**INPUT FOR THIS TASK**:
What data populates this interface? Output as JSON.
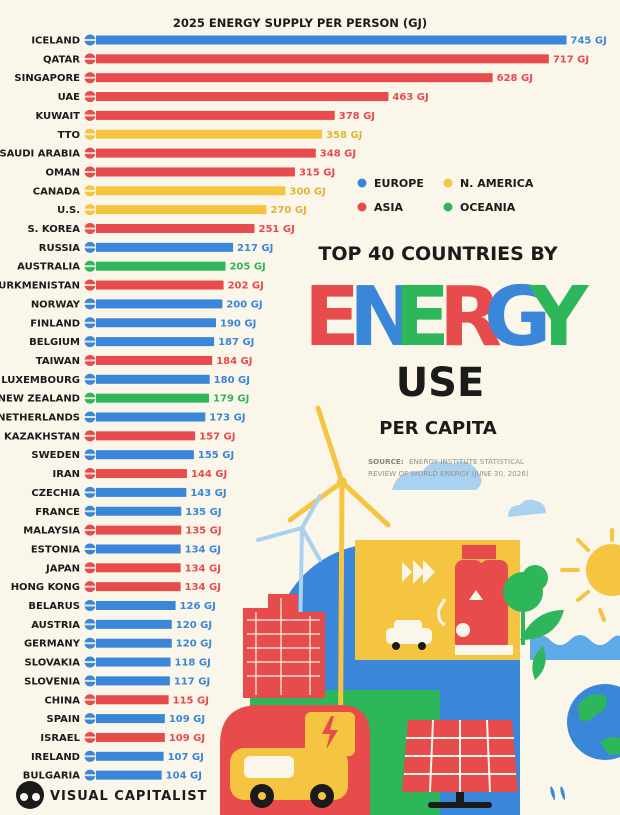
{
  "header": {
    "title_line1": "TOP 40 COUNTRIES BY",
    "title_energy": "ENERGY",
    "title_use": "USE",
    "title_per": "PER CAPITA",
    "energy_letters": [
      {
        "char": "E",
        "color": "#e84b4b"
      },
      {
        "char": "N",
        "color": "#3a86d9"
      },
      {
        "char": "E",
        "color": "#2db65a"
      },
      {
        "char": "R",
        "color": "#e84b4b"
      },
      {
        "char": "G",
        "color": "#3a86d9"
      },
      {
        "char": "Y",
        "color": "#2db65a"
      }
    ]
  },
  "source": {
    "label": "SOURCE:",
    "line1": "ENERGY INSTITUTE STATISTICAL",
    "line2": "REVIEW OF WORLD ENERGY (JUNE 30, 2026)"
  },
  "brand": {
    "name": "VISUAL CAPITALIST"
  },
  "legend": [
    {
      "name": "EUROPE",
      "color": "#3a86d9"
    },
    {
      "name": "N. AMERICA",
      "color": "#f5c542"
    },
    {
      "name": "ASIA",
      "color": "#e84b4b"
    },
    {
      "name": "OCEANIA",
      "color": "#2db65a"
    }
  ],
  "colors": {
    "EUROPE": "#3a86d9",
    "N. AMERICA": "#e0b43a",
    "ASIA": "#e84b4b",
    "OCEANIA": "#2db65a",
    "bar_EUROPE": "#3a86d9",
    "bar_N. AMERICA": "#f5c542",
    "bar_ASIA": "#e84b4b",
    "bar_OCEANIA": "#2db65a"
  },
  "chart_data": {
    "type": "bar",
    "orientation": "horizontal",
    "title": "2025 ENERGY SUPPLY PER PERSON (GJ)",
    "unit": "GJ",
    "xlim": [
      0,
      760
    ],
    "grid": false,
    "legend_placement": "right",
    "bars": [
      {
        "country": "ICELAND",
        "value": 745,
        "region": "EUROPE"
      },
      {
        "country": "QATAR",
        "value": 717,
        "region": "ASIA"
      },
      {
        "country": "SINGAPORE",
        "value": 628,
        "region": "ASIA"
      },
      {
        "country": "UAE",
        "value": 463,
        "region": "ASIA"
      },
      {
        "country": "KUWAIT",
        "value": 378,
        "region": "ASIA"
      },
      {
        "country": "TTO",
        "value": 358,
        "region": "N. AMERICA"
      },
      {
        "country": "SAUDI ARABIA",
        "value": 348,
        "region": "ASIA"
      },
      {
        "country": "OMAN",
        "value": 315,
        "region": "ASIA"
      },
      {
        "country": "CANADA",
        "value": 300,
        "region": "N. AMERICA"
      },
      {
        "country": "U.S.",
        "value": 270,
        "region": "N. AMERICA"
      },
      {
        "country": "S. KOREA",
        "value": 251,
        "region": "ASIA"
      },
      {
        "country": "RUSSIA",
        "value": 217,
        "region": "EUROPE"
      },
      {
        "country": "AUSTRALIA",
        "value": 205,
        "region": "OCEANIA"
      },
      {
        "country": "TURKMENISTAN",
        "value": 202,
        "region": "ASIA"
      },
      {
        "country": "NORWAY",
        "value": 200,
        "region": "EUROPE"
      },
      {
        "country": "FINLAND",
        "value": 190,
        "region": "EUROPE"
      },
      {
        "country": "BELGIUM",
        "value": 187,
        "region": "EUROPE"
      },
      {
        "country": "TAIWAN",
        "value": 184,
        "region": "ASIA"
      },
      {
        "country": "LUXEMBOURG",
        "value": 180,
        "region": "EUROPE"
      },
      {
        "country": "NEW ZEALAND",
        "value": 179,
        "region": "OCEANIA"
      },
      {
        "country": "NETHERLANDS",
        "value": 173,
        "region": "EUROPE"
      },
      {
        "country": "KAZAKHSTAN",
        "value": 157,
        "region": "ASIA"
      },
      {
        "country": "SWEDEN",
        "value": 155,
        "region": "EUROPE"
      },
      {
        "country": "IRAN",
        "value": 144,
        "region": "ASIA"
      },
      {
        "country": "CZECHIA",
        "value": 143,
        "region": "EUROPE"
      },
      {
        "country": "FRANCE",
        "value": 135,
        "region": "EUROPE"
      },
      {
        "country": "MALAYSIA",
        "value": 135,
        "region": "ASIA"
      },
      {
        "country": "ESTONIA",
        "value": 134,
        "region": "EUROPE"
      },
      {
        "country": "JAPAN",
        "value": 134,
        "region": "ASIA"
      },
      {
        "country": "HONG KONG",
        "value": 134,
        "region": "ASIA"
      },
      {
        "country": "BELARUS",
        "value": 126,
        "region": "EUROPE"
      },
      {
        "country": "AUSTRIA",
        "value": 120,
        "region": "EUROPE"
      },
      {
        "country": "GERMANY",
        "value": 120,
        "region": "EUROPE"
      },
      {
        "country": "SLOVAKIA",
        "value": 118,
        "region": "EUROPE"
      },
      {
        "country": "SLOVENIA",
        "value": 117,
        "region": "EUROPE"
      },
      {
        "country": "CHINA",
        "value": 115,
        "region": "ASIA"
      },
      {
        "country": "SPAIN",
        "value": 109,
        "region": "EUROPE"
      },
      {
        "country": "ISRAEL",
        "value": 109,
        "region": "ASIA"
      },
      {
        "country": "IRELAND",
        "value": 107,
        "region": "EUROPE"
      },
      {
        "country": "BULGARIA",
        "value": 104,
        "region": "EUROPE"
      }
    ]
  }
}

==

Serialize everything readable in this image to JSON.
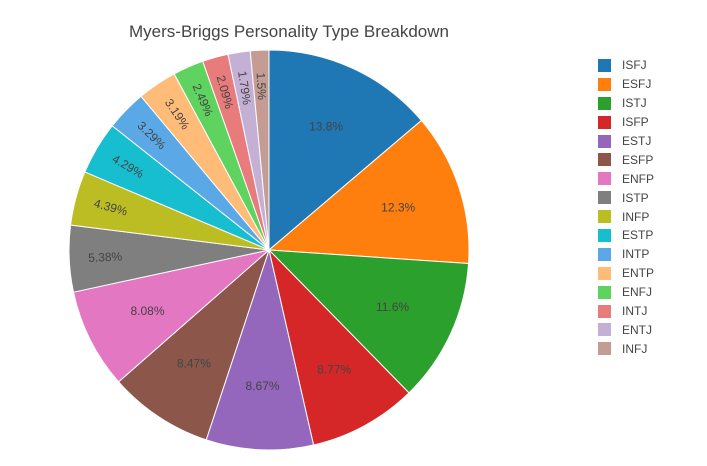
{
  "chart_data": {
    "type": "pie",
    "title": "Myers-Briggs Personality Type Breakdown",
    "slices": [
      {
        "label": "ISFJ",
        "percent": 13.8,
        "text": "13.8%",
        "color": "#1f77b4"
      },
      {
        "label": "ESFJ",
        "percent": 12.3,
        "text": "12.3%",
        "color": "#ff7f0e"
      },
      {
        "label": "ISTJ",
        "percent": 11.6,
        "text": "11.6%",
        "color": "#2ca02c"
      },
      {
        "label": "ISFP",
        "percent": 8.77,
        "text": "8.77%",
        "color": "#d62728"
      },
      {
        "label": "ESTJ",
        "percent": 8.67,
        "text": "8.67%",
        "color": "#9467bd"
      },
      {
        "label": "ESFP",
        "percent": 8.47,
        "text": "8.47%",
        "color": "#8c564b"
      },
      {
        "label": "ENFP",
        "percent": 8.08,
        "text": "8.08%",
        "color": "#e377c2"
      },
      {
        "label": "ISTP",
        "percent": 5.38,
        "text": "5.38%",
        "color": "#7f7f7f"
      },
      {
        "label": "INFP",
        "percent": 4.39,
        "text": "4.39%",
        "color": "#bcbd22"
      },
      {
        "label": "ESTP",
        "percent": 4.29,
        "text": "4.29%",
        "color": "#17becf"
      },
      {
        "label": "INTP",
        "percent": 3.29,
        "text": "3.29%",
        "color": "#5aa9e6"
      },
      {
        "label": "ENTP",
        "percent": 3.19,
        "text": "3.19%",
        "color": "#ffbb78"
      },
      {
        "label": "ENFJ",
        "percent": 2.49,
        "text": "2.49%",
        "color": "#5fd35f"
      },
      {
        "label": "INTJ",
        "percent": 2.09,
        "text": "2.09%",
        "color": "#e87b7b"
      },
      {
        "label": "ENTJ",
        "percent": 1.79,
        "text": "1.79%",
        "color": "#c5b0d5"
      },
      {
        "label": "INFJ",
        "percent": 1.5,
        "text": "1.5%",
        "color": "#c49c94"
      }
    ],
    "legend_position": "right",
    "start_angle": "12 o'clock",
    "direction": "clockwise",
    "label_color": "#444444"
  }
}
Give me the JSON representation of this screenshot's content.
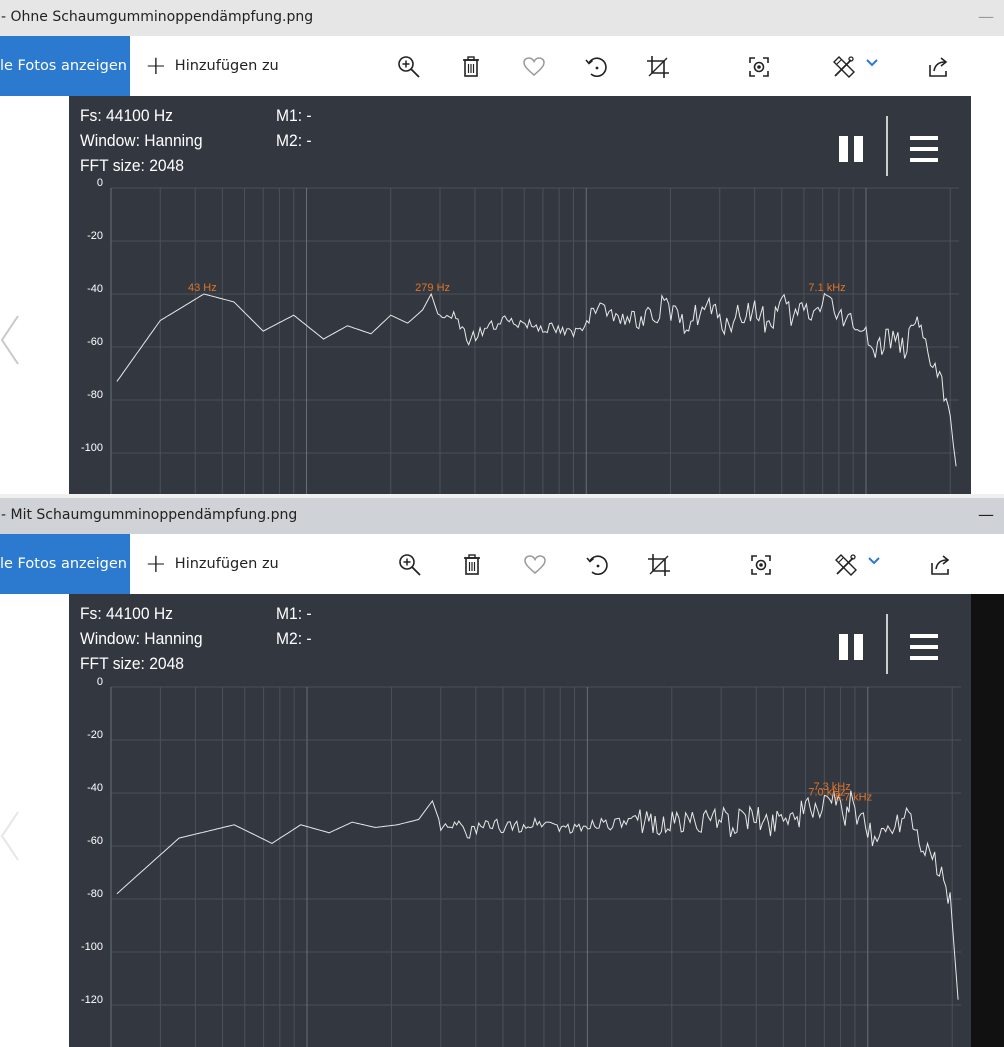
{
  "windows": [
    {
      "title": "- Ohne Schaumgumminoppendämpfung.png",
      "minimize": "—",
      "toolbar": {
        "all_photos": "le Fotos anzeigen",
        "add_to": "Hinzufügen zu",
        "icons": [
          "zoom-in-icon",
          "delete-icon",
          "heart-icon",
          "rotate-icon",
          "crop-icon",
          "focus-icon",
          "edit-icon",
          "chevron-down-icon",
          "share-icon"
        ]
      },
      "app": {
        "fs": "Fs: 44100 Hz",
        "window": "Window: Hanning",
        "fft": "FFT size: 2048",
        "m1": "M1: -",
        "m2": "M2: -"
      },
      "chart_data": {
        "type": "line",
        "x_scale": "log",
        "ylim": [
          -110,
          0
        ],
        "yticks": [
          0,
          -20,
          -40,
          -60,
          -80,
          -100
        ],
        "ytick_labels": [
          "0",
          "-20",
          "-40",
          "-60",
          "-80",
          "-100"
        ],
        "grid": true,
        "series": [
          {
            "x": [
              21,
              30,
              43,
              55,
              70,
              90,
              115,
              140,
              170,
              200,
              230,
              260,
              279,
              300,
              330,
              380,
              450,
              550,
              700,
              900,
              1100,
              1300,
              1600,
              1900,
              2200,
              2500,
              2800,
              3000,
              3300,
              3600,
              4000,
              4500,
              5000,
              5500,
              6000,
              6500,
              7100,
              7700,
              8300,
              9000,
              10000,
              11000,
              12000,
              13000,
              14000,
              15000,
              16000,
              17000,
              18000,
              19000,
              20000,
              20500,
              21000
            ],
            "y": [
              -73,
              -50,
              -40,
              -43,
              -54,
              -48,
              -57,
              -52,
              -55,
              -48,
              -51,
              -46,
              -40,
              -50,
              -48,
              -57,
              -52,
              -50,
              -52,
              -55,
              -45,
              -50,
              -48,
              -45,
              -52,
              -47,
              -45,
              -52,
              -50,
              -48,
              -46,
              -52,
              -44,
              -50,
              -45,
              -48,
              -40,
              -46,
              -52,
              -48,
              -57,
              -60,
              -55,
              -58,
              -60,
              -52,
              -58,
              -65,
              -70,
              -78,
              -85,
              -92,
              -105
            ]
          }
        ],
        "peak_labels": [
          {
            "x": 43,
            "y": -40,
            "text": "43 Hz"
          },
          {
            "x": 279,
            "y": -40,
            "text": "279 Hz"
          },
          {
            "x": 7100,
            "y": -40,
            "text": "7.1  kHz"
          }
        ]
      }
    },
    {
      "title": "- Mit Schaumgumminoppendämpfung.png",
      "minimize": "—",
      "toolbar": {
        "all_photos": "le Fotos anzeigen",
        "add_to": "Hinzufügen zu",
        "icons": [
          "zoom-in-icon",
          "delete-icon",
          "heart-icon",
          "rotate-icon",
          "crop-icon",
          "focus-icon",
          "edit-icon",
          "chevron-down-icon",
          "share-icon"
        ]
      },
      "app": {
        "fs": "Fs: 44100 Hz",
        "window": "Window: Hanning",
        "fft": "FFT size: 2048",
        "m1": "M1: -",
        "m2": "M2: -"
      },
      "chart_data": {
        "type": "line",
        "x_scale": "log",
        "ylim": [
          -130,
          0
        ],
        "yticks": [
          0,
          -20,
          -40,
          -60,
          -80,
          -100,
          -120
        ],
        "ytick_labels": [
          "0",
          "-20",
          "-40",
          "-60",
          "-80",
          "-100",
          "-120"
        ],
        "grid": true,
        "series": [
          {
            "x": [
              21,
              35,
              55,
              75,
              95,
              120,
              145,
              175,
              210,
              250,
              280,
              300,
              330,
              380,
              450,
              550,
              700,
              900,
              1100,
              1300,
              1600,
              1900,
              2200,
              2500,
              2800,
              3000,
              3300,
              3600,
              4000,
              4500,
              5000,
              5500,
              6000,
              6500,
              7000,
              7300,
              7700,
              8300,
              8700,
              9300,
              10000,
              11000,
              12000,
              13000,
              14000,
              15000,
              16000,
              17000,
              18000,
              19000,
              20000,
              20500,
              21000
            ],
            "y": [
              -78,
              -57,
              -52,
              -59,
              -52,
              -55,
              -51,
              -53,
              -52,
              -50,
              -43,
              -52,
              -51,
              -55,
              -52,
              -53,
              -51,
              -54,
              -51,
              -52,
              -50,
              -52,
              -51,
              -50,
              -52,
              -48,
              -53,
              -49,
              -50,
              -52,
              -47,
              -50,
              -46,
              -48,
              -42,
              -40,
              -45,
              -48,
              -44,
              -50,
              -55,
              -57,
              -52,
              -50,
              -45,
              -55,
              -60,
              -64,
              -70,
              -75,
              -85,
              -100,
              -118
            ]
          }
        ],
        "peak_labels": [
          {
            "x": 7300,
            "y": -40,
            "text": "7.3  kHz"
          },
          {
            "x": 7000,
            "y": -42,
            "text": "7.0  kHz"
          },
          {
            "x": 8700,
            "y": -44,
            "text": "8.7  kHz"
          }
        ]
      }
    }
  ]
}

**JOB**: Say how many lines in the entries contain the string "JSON", and leave out everything else.

**COMPLETED TASK**: 3